■ Written request:
Pictures stay out of the copy; restate everything else in the material exactly.

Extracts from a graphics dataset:

- - -

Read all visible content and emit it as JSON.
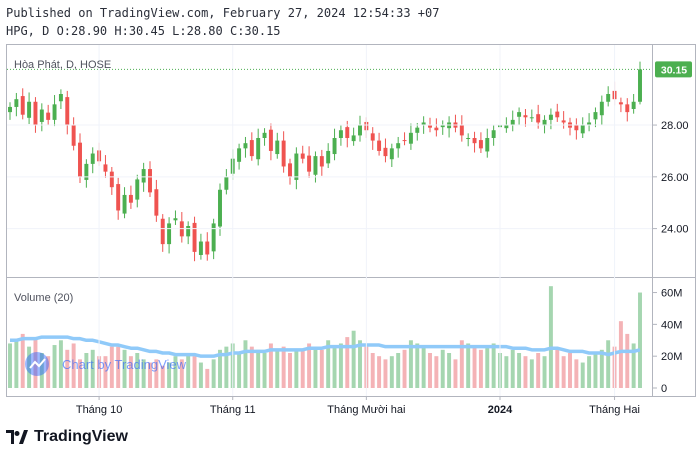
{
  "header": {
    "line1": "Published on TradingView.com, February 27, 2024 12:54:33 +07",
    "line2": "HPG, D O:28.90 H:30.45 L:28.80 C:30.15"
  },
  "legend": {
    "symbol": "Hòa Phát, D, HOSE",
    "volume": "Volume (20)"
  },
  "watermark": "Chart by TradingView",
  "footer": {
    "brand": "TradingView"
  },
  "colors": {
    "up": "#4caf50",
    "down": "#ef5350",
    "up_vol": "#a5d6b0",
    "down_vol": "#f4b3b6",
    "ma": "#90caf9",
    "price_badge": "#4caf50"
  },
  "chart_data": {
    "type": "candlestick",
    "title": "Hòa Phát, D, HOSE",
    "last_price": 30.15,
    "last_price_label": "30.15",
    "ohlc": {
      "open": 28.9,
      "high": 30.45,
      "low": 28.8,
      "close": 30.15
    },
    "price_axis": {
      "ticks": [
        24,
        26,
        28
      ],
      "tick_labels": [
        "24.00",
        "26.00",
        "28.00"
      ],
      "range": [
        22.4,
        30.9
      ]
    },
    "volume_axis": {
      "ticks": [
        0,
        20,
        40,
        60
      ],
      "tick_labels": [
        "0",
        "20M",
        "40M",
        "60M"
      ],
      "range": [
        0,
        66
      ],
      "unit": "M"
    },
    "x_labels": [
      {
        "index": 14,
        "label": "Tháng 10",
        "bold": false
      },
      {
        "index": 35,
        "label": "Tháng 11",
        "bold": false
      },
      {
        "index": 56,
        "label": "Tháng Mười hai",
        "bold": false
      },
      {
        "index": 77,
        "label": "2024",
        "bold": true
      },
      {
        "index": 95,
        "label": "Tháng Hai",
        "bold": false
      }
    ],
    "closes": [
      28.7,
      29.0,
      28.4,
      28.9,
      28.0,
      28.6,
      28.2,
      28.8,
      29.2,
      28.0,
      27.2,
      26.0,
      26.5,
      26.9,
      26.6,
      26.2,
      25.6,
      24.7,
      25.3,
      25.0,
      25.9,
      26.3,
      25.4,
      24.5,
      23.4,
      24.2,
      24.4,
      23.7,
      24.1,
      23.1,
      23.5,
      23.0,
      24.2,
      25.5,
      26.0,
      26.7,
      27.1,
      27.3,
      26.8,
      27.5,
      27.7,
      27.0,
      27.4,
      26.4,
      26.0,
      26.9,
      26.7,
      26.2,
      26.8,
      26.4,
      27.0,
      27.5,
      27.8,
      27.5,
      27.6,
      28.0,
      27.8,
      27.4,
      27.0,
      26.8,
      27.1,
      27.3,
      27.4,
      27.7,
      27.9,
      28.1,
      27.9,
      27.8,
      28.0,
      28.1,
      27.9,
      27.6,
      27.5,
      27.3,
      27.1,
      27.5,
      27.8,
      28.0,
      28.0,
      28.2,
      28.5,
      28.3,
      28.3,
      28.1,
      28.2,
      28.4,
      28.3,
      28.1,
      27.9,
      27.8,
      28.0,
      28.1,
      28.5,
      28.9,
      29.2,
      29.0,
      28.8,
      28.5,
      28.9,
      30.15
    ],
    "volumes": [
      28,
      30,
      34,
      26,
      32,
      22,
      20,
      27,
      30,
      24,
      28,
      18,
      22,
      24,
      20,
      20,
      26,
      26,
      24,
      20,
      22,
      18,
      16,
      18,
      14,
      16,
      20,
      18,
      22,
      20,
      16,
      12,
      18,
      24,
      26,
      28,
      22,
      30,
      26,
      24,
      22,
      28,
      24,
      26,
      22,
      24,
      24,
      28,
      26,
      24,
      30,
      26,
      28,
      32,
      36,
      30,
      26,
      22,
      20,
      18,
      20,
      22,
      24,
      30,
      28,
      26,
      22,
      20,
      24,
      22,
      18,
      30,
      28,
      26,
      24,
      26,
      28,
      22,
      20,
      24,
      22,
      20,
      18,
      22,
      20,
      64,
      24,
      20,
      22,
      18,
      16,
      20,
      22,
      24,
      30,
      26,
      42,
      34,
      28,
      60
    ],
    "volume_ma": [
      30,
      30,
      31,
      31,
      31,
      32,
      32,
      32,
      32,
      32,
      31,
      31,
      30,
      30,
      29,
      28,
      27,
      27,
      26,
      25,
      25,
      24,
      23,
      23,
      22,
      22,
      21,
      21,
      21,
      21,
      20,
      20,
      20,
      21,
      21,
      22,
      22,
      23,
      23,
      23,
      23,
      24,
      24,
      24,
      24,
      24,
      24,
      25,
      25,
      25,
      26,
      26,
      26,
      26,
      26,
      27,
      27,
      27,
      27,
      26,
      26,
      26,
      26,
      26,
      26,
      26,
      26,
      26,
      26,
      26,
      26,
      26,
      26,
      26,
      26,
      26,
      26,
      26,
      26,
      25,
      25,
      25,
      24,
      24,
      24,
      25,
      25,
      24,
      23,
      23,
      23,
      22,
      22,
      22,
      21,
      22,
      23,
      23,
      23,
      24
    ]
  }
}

- - -

■ Final result:
Read all visible content and emit it as JSON.
{
  "header": {
    "line1": "Published on TradingView.com, February 27, 2024 12:54:33 +07",
    "line2": "HPG, D O:28.90 H:30.45 L:28.80 C:30.15"
  },
  "legend": {
    "symbol": "Hòa Phát, D, HOSE",
    "volume": "Volume (20)"
  },
  "watermark": "Chart by TradingView",
  "footer": {
    "brand": "TradingView"
  },
  "colors": {
    "up": "#4caf50",
    "down": "#ef5350",
    "up_vol": "#a5d6b0",
    "down_vol": "#f4b3b6",
    "ma": "#90caf9",
    "price_badge": "#4caf50"
  },
  "chart_data": {
    "type": "candlestick",
    "title": "Hòa Phát, D, HOSE",
    "last_price": 30.15,
    "last_price_label": "30.15",
    "ohlc": {
      "open": 28.9,
      "high": 30.45,
      "low": 28.8,
      "close": 30.15
    },
    "price_axis": {
      "ticks": [
        24,
        26,
        28
      ],
      "tick_labels": [
        "24.00",
        "26.00",
        "28.00"
      ],
      "range": [
        22.4,
        30.9
      ]
    },
    "volume_axis": {
      "ticks": [
        0,
        20,
        40,
        60
      ],
      "tick_labels": [
        "0",
        "20M",
        "40M",
        "60M"
      ],
      "range": [
        0,
        66
      ],
      "unit": "M"
    },
    "x_labels": [
      {
        "index": 14,
        "label": "Tháng 10",
        "bold": false
      },
      {
        "index": 35,
        "label": "Tháng 11",
        "bold": false
      },
      {
        "index": 56,
        "label": "Tháng Mười hai",
        "bold": false
      },
      {
        "index": 77,
        "label": "2024",
        "bold": true
      },
      {
        "index": 95,
        "label": "Tháng Hai",
        "bold": false
      }
    ],
    "closes": [
      28.7,
      29.0,
      28.4,
      28.9,
      28.0,
      28.6,
      28.2,
      28.8,
      29.2,
      28.0,
      27.2,
      26.0,
      26.5,
      26.9,
      26.6,
      26.2,
      25.6,
      24.7,
      25.3,
      25.0,
      25.9,
      26.3,
      25.4,
      24.5,
      23.4,
      24.2,
      24.4,
      23.7,
      24.1,
      23.1,
      23.5,
      23.0,
      24.2,
      25.5,
      26.0,
      26.7,
      27.1,
      27.3,
      26.8,
      27.5,
      27.7,
      27.0,
      27.4,
      26.4,
      26.0,
      26.9,
      26.7,
      26.2,
      26.8,
      26.4,
      27.0,
      27.5,
      27.8,
      27.5,
      27.6,
      28.0,
      27.8,
      27.4,
      27.0,
      26.8,
      27.1,
      27.3,
      27.4,
      27.7,
      27.9,
      28.1,
      27.9,
      27.8,
      28.0,
      28.1,
      27.9,
      27.6,
      27.5,
      27.3,
      27.1,
      27.5,
      27.8,
      28.0,
      28.0,
      28.2,
      28.5,
      28.3,
      28.3,
      28.1,
      28.2,
      28.4,
      28.3,
      28.1,
      27.9,
      27.8,
      28.0,
      28.1,
      28.5,
      28.9,
      29.2,
      29.0,
      28.8,
      28.5,
      28.9,
      30.15
    ],
    "volumes": [
      28,
      30,
      34,
      26,
      32,
      22,
      20,
      27,
      30,
      24,
      28,
      18,
      22,
      24,
      20,
      20,
      26,
      26,
      24,
      20,
      22,
      18,
      16,
      18,
      14,
      16,
      20,
      18,
      22,
      20,
      16,
      12,
      18,
      24,
      26,
      28,
      22,
      30,
      26,
      24,
      22,
      28,
      24,
      26,
      22,
      24,
      24,
      28,
      26,
      24,
      30,
      26,
      28,
      32,
      36,
      30,
      26,
      22,
      20,
      18,
      20,
      22,
      24,
      30,
      28,
      26,
      22,
      20,
      24,
      22,
      18,
      30,
      28,
      26,
      24,
      26,
      28,
      22,
      20,
      24,
      22,
      20,
      18,
      22,
      20,
      64,
      24,
      20,
      22,
      18,
      16,
      20,
      22,
      24,
      30,
      26,
      42,
      34,
      28,
      60
    ],
    "volume_ma": [
      30,
      30,
      31,
      31,
      31,
      32,
      32,
      32,
      32,
      32,
      31,
      31,
      30,
      30,
      29,
      28,
      27,
      27,
      26,
      25,
      25,
      24,
      23,
      23,
      22,
      22,
      21,
      21,
      21,
      21,
      20,
      20,
      20,
      21,
      21,
      22,
      22,
      23,
      23,
      23,
      23,
      24,
      24,
      24,
      24,
      24,
      24,
      25,
      25,
      25,
      26,
      26,
      26,
      26,
      26,
      27,
      27,
      27,
      27,
      26,
      26,
      26,
      26,
      26,
      26,
      26,
      26,
      26,
      26,
      26,
      26,
      26,
      26,
      26,
      26,
      26,
      26,
      26,
      26,
      25,
      25,
      25,
      24,
      24,
      24,
      25,
      25,
      24,
      23,
      23,
      23,
      22,
      22,
      22,
      21,
      22,
      23,
      23,
      23,
      24
    ]
  }
}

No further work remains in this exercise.